# Dataset extract start

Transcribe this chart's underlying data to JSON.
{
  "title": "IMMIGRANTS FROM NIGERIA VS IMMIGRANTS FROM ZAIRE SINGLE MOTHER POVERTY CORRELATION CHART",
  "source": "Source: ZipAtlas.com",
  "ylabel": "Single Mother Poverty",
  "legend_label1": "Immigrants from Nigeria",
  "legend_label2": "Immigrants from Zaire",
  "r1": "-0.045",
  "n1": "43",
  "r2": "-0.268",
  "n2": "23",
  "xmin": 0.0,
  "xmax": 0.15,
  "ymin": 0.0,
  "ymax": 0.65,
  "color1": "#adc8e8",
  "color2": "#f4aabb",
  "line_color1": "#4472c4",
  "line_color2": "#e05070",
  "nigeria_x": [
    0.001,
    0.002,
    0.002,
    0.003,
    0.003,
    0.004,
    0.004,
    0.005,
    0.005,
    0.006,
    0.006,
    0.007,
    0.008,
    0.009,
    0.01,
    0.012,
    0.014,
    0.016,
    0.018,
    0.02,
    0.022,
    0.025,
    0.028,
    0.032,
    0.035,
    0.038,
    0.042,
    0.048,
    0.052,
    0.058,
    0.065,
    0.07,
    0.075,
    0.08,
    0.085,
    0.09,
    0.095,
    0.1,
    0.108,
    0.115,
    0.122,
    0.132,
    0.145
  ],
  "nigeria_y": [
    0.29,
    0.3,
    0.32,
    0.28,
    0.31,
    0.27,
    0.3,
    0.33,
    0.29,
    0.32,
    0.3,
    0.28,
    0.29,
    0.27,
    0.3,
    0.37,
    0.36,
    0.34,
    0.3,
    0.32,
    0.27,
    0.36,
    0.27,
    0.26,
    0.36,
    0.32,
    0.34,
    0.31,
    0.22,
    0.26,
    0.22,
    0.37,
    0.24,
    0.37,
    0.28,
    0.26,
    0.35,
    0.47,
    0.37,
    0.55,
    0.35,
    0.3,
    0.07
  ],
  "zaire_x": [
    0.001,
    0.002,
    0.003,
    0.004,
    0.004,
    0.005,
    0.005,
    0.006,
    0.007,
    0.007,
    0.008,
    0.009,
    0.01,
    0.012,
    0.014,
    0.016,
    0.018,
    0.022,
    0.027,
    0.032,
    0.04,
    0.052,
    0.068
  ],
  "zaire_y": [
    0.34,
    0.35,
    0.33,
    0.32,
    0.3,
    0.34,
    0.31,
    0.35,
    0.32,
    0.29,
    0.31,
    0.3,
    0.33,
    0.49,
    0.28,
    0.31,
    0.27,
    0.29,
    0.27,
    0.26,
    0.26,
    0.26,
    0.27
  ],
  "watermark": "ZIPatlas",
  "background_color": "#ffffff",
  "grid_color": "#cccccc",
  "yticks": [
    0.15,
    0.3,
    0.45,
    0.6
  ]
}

# Dataset extract end

== Problem ==
All of the data needs to be reproduced exactly, with no line missing.

== Answer to this exercise ==
Transcribe this chart's underlying data to JSON.
{
  "title": "IMMIGRANTS FROM NIGERIA VS IMMIGRANTS FROM ZAIRE SINGLE MOTHER POVERTY CORRELATION CHART",
  "source": "Source: ZipAtlas.com",
  "ylabel": "Single Mother Poverty",
  "legend_label1": "Immigrants from Nigeria",
  "legend_label2": "Immigrants from Zaire",
  "r1": "-0.045",
  "n1": "43",
  "r2": "-0.268",
  "n2": "23",
  "xmin": 0.0,
  "xmax": 0.15,
  "ymin": 0.0,
  "ymax": 0.65,
  "color1": "#adc8e8",
  "color2": "#f4aabb",
  "line_color1": "#4472c4",
  "line_color2": "#e05070",
  "nigeria_x": [
    0.001,
    0.002,
    0.002,
    0.003,
    0.003,
    0.004,
    0.004,
    0.005,
    0.005,
    0.006,
    0.006,
    0.007,
    0.008,
    0.009,
    0.01,
    0.012,
    0.014,
    0.016,
    0.018,
    0.02,
    0.022,
    0.025,
    0.028,
    0.032,
    0.035,
    0.038,
    0.042,
    0.048,
    0.052,
    0.058,
    0.065,
    0.07,
    0.075,
    0.08,
    0.085,
    0.09,
    0.095,
    0.1,
    0.108,
    0.115,
    0.122,
    0.132,
    0.145
  ],
  "nigeria_y": [
    0.29,
    0.3,
    0.32,
    0.28,
    0.31,
    0.27,
    0.3,
    0.33,
    0.29,
    0.32,
    0.3,
    0.28,
    0.29,
    0.27,
    0.3,
    0.37,
    0.36,
    0.34,
    0.3,
    0.32,
    0.27,
    0.36,
    0.27,
    0.26,
    0.36,
    0.32,
    0.34,
    0.31,
    0.22,
    0.26,
    0.22,
    0.37,
    0.24,
    0.37,
    0.28,
    0.26,
    0.35,
    0.47,
    0.37,
    0.55,
    0.35,
    0.3,
    0.07
  ],
  "zaire_x": [
    0.001,
    0.002,
    0.003,
    0.004,
    0.004,
    0.005,
    0.005,
    0.006,
    0.007,
    0.007,
    0.008,
    0.009,
    0.01,
    0.012,
    0.014,
    0.016,
    0.018,
    0.022,
    0.027,
    0.032,
    0.04,
    0.052,
    0.068
  ],
  "zaire_y": [
    0.34,
    0.35,
    0.33,
    0.32,
    0.3,
    0.34,
    0.31,
    0.35,
    0.32,
    0.29,
    0.31,
    0.3,
    0.33,
    0.49,
    0.28,
    0.31,
    0.27,
    0.29,
    0.27,
    0.26,
    0.26,
    0.26,
    0.27
  ],
  "watermark": "ZIPatlas",
  "background_color": "#ffffff",
  "grid_color": "#cccccc",
  "yticks": [
    0.15,
    0.3,
    0.45,
    0.6
  ]
}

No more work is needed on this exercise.